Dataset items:
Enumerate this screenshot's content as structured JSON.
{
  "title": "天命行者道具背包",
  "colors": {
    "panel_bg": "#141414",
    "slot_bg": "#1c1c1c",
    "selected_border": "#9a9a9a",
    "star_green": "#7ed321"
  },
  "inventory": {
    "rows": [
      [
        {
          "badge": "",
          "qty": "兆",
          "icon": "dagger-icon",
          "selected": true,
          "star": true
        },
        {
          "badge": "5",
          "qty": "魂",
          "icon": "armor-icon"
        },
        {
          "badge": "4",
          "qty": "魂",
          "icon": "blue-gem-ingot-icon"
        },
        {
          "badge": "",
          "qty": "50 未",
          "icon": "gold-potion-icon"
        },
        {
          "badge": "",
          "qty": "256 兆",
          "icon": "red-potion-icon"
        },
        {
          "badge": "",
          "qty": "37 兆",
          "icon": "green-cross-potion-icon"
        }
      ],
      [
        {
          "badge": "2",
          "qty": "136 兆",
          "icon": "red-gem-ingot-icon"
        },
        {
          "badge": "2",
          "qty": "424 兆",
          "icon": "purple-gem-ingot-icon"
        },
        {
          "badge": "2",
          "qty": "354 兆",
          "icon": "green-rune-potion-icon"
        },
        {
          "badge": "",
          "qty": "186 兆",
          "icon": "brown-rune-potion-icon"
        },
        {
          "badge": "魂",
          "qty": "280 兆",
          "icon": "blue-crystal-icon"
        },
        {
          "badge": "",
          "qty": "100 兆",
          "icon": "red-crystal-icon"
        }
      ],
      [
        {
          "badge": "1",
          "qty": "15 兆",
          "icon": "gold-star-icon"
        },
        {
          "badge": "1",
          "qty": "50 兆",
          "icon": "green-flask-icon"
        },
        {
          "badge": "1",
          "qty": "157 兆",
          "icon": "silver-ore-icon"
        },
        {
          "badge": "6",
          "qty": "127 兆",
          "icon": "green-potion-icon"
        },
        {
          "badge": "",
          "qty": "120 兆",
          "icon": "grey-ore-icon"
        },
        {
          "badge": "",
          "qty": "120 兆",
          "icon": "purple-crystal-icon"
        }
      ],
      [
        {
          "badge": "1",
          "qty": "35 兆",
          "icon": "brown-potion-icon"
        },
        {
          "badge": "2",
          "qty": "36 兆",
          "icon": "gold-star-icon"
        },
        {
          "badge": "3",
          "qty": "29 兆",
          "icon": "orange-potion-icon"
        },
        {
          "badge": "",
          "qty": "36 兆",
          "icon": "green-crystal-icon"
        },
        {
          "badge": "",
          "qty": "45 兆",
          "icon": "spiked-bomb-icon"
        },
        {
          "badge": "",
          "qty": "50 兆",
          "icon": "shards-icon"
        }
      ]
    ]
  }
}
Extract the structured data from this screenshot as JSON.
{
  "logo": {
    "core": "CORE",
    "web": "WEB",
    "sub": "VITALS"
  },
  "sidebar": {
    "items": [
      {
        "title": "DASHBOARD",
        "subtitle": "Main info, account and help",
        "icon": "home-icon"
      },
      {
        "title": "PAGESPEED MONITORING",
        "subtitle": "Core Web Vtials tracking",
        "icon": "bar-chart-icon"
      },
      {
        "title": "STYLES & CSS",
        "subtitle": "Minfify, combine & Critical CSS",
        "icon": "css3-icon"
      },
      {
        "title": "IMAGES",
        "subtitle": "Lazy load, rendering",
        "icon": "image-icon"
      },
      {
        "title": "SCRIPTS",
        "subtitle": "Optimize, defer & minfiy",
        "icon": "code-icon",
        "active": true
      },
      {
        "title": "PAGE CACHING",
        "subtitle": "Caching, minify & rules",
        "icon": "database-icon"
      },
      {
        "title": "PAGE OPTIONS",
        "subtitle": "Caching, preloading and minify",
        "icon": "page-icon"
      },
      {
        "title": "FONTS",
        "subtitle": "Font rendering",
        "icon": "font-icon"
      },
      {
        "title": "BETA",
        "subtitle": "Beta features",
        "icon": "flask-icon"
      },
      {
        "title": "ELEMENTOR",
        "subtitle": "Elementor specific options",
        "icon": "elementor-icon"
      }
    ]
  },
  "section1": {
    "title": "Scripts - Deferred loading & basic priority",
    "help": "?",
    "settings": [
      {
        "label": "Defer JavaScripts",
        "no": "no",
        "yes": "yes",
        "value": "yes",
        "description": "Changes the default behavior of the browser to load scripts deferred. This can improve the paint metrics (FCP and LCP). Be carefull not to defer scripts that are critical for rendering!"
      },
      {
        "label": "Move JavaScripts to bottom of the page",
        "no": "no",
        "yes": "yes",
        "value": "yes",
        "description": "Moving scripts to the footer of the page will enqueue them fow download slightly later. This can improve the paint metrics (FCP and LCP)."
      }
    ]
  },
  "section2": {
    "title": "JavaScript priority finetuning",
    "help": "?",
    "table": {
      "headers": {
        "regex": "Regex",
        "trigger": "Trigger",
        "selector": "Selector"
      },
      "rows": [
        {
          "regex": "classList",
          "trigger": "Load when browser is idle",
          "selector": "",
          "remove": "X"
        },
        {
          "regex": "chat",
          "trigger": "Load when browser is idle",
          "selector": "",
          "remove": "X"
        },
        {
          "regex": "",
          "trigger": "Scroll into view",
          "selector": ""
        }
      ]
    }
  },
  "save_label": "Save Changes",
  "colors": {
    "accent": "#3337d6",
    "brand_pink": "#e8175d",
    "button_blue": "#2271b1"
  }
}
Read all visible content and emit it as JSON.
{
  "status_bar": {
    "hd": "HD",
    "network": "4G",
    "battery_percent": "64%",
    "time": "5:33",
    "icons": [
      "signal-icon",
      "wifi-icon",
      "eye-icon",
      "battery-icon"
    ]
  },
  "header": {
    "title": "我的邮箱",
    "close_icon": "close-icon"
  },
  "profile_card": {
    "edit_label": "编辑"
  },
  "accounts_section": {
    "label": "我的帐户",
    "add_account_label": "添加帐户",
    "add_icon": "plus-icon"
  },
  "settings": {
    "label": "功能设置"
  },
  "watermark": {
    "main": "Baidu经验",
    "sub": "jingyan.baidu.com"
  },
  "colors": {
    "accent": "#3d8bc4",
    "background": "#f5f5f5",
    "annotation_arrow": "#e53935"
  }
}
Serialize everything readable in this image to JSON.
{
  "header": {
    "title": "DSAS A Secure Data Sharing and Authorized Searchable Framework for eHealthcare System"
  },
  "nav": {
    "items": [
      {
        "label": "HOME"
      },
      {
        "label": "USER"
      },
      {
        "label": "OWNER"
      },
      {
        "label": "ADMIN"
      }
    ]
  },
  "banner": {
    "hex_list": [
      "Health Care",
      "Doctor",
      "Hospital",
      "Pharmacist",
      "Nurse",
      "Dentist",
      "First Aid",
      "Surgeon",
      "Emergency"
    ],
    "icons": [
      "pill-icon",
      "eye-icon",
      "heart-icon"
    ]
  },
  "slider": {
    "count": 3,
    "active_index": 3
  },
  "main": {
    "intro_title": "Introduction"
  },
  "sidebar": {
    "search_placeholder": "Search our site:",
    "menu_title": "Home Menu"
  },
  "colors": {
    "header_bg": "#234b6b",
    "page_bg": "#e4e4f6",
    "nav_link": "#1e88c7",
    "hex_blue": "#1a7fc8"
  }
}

### Aim
Reproduce the material precisely, including every line.

### Problem solution
Enumerate this screenshot's content as structured JSON.
{
  "title": "天命行者道具背包",
  "colors": {
    "panel_bg": "#141414",
    "slot_bg": "#1c1c1c",
    "selected_border": "#9a9a9a",
    "star_green": "#7ed321"
  },
  "inventory": {
    "rows": [
      [
        {
          "badge": "",
          "qty": "兆",
          "icon": "dagger-icon",
          "selected": true,
          "star": true
        },
        {
          "badge": "5",
          "qty": "魂",
          "icon": "armor-icon"
        },
        {
          "badge": "4",
          "qty": "魂",
          "icon": "blue-gem-ingot-icon"
        },
        {
          "badge": "",
          "qty": "50 未",
          "icon": "gold-potion-icon"
        },
        {
          "badge": "",
          "qty": "256 兆",
          "icon": "red-potion-icon"
        },
        {
          "badge": "",
          "qty": "37 兆",
          "icon": "green-cross-potion-icon"
        }
      ],
      [
        {
          "badge": "2",
          "qty": "136 兆",
          "icon": "red-gem-ingot-icon"
        },
        {
          "badge": "2",
          "qty": "424 兆",
          "icon": "purple-gem-ingot-icon"
        },
        {
          "badge": "2",
          "qty": "354 兆",
          "icon": "green-rune-potion-icon"
        },
        {
          "badge": "",
          "qty": "186 兆",
          "icon": "brown-rune-potion-icon"
        },
        {
          "badge": "魂",
          "qty": "280 兆",
          "icon": "blue-crystal-icon"
        },
        {
          "badge": "",
          "qty": "100 兆",
          "icon": "red-crystal-icon"
        }
      ],
      [
        {
          "badge": "1",
          "qty": "15 兆",
          "icon": "gold-star-icon"
        },
        {
          "badge": "1",
          "qty": "50 兆",
          "icon": "green-flask-icon"
        },
        {
          "badge": "1",
          "qty": "157 兆",
          "icon": "silver-ore-icon"
        },
        {
          "badge": "6",
          "qty": "127 兆",
          "icon": "green-potion-icon"
        },
        {
          "badge": "",
          "qty": "120 兆",
          "icon": "grey-ore-icon"
        },
        {
          "badge": "",
          "qty": "120 兆",
          "icon": "purple-crystal-icon"
        }
      ],
      [
        {
          "badge": "1",
          "qty": "35 兆",
          "icon": "brown-potion-icon"
        },
        {
          "badge": "2",
          "qty": "36 兆",
          "icon": "gold-star-icon"
        },
        {
          "badge": "3",
          "qty": "29 兆",
          "icon": "orange-potion-icon"
        },
        {
          "badge": "",
          "qty": "36 兆",
          "icon": "green-crystal-icon"
        },
        {
          "badge": "",
          "qty": "45 兆",
          "icon": "spiked-bomb-icon"
        },
        {
          "badge": "",
          "qty": "50 兆",
          "icon": "shards-icon"
        }
      ]
    ]
  }
}
Extract the structured data from this screenshot as JSON.
{
  "logo": {
    "core": "CORE",
    "web": "WEB",
    "sub": "VITALS"
  },
  "sidebar": {
    "items": [
      {
        "title": "DASHBOARD",
        "subtitle": "Main info, account and help",
        "icon": "home-icon"
      },
      {
        "title": "PAGESPEED MONITORING",
        "subtitle": "Core Web Vtials tracking",
        "icon": "bar-chart-icon"
      },
      {
        "title": "STYLES & CSS",
        "subtitle": "Minfify, combine & Critical CSS",
        "icon": "css3-icon"
      },
      {
        "title": "IMAGES",
        "subtitle": "Lazy load, rendering",
        "icon": "image-icon"
      },
      {
        "title": "SCRIPTS",
        "subtitle": "Optimize, defer & minfiy",
        "icon": "code-icon",
        "active": true
      },
      {
        "title": "PAGE CACHING",
        "subtitle": "Caching, minify & rules",
        "icon": "database-icon"
      },
      {
        "title": "PAGE OPTIONS",
        "subtitle": "Caching, preloading and minify",
        "icon": "page-icon"
      },
      {
        "title": "FONTS",
        "subtitle": "Font rendering",
        "icon": "font-icon"
      },
      {
        "title": "BETA",
        "subtitle": "Beta features",
        "icon": "flask-icon"
      },
      {
        "title": "ELEMENTOR",
        "subtitle": "Elementor specific options",
        "icon": "elementor-icon"
      }
    ]
  },
  "section1": {
    "title": "Scripts - Deferred loading & basic priority",
    "help": "?",
    "settings": [
      {
        "label": "Defer JavaScripts",
        "no": "no",
        "yes": "yes",
        "value": "yes",
        "description": "Changes the default behavior of the browser to load scripts deferred. This can improve the paint metrics (FCP and LCP). Be carefull not to defer scripts that are critical for rendering!"
      },
      {
        "label": "Move JavaScripts to bottom of the page",
        "no": "no",
        "yes": "yes",
        "value": "yes",
        "description": "Moving scripts to the footer of the page will enqueue them fow download slightly later. This can improve the paint metrics (FCP and LCP)."
      }
    ]
  },
  "section2": {
    "title": "JavaScript priority finetuning",
    "help": "?",
    "table": {
      "headers": {
        "regex": "Regex",
        "trigger": "Trigger",
        "selector": "Selector"
      },
      "rows": [
        {
          "regex": "classList",
          "trigger": "Load when browser is idle",
          "selector": "",
          "remove": "X"
        },
        {
          "regex": "chat",
          "trigger": "Load when browser is idle",
          "selector": "",
          "remove": "X"
        },
        {
          "regex": "",
          "trigger": "Scroll into view",
          "selector": ""
        }
      ]
    }
  },
  "save_label": "Save Changes",
  "colors": {
    "accent": "#3337d6",
    "brand_pink": "#e8175d",
    "button_blue": "#2271b1"
  }
}
Read all visible content and emit it as JSON.
{
  "status_bar": {
    "hd": "HD",
    "network": "4G",
    "battery_percent": "64%",
    "time": "5:33",
    "icons": [
      "signal-icon",
      "wifi-icon",
      "eye-icon",
      "battery-icon"
    ]
  },
  "header": {
    "title": "我的邮箱",
    "close_icon": "close-icon"
  },
  "profile_card": {
    "edit_label": "编辑"
  },
  "accounts_section": {
    "label": "我的帐户",
    "add_account_label": "添加帐户",
    "add_icon": "plus-icon"
  },
  "settings": {
    "label": "功能设置"
  },
  "watermark": {
    "main": "Baidu经验",
    "sub": "jingyan.baidu.com"
  },
  "colors": {
    "accent": "#3d8bc4",
    "background": "#f5f5f5",
    "annotation_arrow": "#e53935"
  }
}
Serialize everything readable in this image to JSON.
{
  "header": {
    "title": "DSAS A Secure Data Sharing and Authorized Searchable Framework for eHealthcare System"
  },
  "nav": {
    "items": [
      {
        "label": "HOME"
      },
      {
        "label": "USER"
      },
      {
        "label": "OWNER"
      },
      {
        "label": "ADMIN"
      }
    ]
  },
  "banner": {
    "hex_list": [
      "Health Care",
      "Doctor",
      "Hospital",
      "Pharmacist",
      "Nurse",
      "Dentist",
      "First Aid",
      "Surgeon",
      "Emergency"
    ],
    "icons": [
      "pill-icon",
      "eye-icon",
      "heart-icon"
    ]
  },
  "slider": {
    "count": 3,
    "active_index": 3
  },
  "main": {
    "intro_title": "Introduction"
  },
  "sidebar": {
    "search_placeholder": "Search our site:",
    "menu_title": "Home Menu"
  },
  "colors": {
    "header_bg": "#234b6b",
    "page_bg": "#e4e4f6",
    "nav_link": "#1e88c7",
    "hex_blue": "#1a7fc8"
  }
}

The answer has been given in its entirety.